> _Problem requirements_
Would you output the whole listing below, exactly as it reads?
====== Entries provided ======
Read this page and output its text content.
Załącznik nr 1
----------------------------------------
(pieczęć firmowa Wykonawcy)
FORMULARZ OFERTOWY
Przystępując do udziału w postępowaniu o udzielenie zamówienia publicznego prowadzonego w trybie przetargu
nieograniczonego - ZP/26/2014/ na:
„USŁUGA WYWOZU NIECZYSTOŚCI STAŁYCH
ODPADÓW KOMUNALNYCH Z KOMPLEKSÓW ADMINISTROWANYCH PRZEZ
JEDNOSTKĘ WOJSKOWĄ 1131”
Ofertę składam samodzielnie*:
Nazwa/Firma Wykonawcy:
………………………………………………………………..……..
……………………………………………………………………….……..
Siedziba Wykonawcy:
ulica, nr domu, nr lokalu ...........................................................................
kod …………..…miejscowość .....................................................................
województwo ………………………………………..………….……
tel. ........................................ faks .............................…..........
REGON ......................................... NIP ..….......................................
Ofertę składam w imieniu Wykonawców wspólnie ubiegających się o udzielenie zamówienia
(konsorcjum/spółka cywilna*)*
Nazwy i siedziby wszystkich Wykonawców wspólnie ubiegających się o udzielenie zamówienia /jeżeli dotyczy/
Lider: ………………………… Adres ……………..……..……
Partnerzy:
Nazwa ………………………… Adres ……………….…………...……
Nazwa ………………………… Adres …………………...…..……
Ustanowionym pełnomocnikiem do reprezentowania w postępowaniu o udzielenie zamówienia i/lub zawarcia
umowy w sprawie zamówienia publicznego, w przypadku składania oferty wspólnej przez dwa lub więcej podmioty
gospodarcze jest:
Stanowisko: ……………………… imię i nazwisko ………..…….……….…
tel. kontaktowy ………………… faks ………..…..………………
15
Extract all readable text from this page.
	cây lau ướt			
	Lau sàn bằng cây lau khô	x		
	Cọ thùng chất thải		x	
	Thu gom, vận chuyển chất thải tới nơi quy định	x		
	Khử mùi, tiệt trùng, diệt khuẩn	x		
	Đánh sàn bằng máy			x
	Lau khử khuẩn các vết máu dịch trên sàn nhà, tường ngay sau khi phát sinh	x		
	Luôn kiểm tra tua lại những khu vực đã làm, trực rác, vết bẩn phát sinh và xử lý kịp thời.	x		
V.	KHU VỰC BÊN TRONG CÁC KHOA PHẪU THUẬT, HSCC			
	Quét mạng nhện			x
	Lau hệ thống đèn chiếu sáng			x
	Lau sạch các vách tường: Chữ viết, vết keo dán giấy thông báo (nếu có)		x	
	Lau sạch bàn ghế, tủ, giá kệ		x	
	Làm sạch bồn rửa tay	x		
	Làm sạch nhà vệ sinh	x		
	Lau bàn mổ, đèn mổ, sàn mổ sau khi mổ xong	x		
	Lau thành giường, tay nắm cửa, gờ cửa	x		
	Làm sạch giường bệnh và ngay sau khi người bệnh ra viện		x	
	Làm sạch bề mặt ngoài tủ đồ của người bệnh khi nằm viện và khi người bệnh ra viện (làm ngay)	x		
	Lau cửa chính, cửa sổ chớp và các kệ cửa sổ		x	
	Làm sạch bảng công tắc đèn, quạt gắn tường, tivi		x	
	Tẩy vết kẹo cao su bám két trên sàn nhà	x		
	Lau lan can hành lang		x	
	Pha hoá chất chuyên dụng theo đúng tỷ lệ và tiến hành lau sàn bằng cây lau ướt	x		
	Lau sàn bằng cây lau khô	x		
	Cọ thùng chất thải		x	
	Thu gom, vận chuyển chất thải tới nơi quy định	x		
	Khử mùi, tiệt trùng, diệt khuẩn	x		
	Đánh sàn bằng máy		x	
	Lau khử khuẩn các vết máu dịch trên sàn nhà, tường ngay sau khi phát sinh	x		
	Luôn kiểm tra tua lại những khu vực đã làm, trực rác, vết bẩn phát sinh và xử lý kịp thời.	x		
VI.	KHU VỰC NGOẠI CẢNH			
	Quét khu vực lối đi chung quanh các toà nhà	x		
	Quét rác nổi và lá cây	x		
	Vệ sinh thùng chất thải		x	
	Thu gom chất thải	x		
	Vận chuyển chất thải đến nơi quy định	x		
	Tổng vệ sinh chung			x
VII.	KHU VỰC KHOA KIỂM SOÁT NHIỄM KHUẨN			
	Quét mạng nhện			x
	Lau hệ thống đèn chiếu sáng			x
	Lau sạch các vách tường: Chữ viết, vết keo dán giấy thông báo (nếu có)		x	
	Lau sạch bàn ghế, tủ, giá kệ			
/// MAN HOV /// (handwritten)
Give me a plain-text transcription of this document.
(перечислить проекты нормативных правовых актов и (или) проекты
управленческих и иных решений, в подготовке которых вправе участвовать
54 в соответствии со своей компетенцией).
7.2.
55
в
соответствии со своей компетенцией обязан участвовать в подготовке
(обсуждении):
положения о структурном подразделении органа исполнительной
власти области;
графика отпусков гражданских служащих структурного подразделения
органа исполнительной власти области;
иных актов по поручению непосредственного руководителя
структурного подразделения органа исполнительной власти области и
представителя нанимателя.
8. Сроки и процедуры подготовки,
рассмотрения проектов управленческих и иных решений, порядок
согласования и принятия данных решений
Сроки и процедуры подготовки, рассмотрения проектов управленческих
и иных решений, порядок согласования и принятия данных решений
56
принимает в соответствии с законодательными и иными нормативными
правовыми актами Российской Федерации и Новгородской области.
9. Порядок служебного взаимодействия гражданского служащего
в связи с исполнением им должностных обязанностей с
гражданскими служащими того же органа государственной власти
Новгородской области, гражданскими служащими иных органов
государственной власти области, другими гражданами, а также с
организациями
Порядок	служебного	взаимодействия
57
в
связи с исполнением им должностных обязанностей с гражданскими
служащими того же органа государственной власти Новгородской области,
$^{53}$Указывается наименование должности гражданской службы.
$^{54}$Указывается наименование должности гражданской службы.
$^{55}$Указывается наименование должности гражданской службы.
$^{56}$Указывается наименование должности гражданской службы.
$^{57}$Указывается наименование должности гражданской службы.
======
> _Full output_
Read this page and output its text content.
Załącznik nr 1
----------------------------------------
(pieczęć firmowa Wykonawcy)
FORMULARZ OFERTOWY
Przystępując do udziału w postępowaniu o udzielenie zamówienia publicznego prowadzonego w trybie przetargu
nieograniczonego - ZP/26/2014/ na:
„USŁUGA WYWOZU NIECZYSTOŚCI STAŁYCH
ODPADÓW KOMUNALNYCH Z KOMPLEKSÓW ADMINISTROWANYCH PRZEZ
JEDNOSTKĘ WOJSKOWĄ 1131”
Ofertę składam samodzielnie*:
Nazwa/Firma Wykonawcy:
………………………………………………………………..……..
……………………………………………………………………….……..
Siedziba Wykonawcy:
ulica, nr domu, nr lokalu ...........................................................................
kod …………..…miejscowość .....................................................................
województwo ………………………………………..………….……
tel. ........................................ faks .............................…..........
REGON ......................................... NIP ..….......................................
Ofertę składam w imieniu Wykonawców wspólnie ubiegających się o udzielenie zamówienia
(konsorcjum/spółka cywilna*)*
Nazwy i siedziby wszystkich Wykonawców wspólnie ubiegających się o udzielenie zamówienia /jeżeli dotyczy/
Lider: ………………………… Adres ……………..……..……
Partnerzy:
Nazwa ………………………… Adres ……………….…………...……
Nazwa ………………………… Adres …………………...…..……
Ustanowionym pełnomocnikiem do reprezentowania w postępowaniu o udzielenie zamówienia i/lub zawarcia
umowy w sprawie zamówienia publicznego, w przypadku składania oferty wspólnej przez dwa lub więcej podmioty
gospodarcze jest:
Stanowisko: ……………………… imię i nazwisko ………..…….……….…
tel. kontaktowy ………………… faks ………..…..………………
15
Extract all readable text from this page.
	cây lau ướt			
	Lau sàn bằng cây lau khô	x		
	Cọ thùng chất thải		x	
	Thu gom, vận chuyển chất thải tới nơi quy định	x		
	Khử mùi, tiệt trùng, diệt khuẩn	x		
	Đánh sàn bằng máy			x
	Lau khử khuẩn các vết máu dịch trên sàn nhà, tường ngay sau khi phát sinh	x		
	Luôn kiểm tra tua lại những khu vực đã làm, trực rác, vết bẩn phát sinh và xử lý kịp thời.	x		
V.	KHU VỰC BÊN TRONG CÁC KHOA PHẪU THUẬT, HSCC			
	Quét mạng nhện			x
	Lau hệ thống đèn chiếu sáng			x
	Lau sạch các vách tường: Chữ viết, vết keo dán giấy thông báo (nếu có)		x	
	Lau sạch bàn ghế, tủ, giá kệ		x	
	Làm sạch bồn rửa tay	x		
	Làm sạch nhà vệ sinh	x		
	Lau bàn mổ, đèn mổ, sàn mổ sau khi mổ xong	x		
	Lau thành giường, tay nắm cửa, gờ cửa	x		
	Làm sạch giường bệnh và ngay sau khi người bệnh ra viện		x	
	Làm sạch bề mặt ngoài tủ đồ của người bệnh khi nằm viện và khi người bệnh ra viện (làm ngay)	x		
	Lau cửa chính, cửa sổ chớp và các kệ cửa sổ		x	
	Làm sạch bảng công tắc đèn, quạt gắn tường, tivi		x	
	Tẩy vết kẹo cao su bám két trên sàn nhà	x		
	Lau lan can hành lang		x	
	Pha hoá chất chuyên dụng theo đúng tỷ lệ và tiến hành lau sàn bằng cây lau ướt	x		
	Lau sàn bằng cây lau khô	x		
	Cọ thùng chất thải		x	
	Thu gom, vận chuyển chất thải tới nơi quy định	x		
	Khử mùi, tiệt trùng, diệt khuẩn	x		
	Đánh sàn bằng máy		x	
	Lau khử khuẩn các vết máu dịch trên sàn nhà, tường ngay sau khi phát sinh	x		
	Luôn kiểm tra tua lại những khu vực đã làm, trực rác, vết bẩn phát sinh và xử lý kịp thời.	x		
VI.	KHU VỰC NGOẠI CẢNH			
	Quét khu vực lối đi chung quanh các toà nhà	x		
	Quét rác nổi và lá cây	x		
	Vệ sinh thùng chất thải		x	
	Thu gom chất thải	x		
	Vận chuyển chất thải đến nơi quy định	x		
	Tổng vệ sinh chung			x
VII.	KHU VỰC KHOA KIỂM SOÁT NHIỄM KHUẨN			
	Quét mạng nhện			x
	Lau hệ thống đèn chiếu sáng			x
	Lau sạch các vách tường: Chữ viết, vết keo dán giấy thông báo (nếu có)		x	
	Lau sạch bàn ghế, tủ, giá kệ			
/// MAN HOV /// (handwritten)
Give me a plain-text transcription of this document.
(перечислить проекты нормативных правовых актов и (или) проекты
управленческих и иных решений, в подготовке которых вправе участвовать
54 в соответствии со своей компетенцией).
7.2.
55
в
соответствии со своей компетенцией обязан участвовать в подготовке
(обсуждении):
положения о структурном подразделении органа исполнительной
власти области;
графика отпусков гражданских служащих структурного подразделения
органа исполнительной власти области;
иных актов по поручению непосредственного руководителя
структурного подразделения органа исполнительной власти области и
представителя нанимателя.
8. Сроки и процедуры подготовки,
рассмотрения проектов управленческих и иных решений, порядок
согласования и принятия данных решений
Сроки и процедуры подготовки, рассмотрения проектов управленческих
и иных решений, порядок согласования и принятия данных решений
56
принимает в соответствии с законодательными и иными нормативными
правовыми актами Российской Федерации и Новгородской области.
9. Порядок служебного взаимодействия гражданского служащего
в связи с исполнением им должностных обязанностей с
гражданскими служащими того же органа государственной власти
Новгородской области, гражданскими служащими иных органов
государственной власти области, другими гражданами, а также с
организациями
Порядок	служебного	взаимодействия
57
в
связи с исполнением им должностных обязанностей с гражданскими
служащими того же органа государственной власти Новгородской области,
$^{53}$Указывается наименование должности гражданской службы.
$^{54}$Указывается наименование должности гражданской службы.
$^{55}$Указывается наименование должности гражданской службы.
$^{56}$Указывается наименование должности гражданской службы.
$^{57}$Указывается наименование должности гражданской службы.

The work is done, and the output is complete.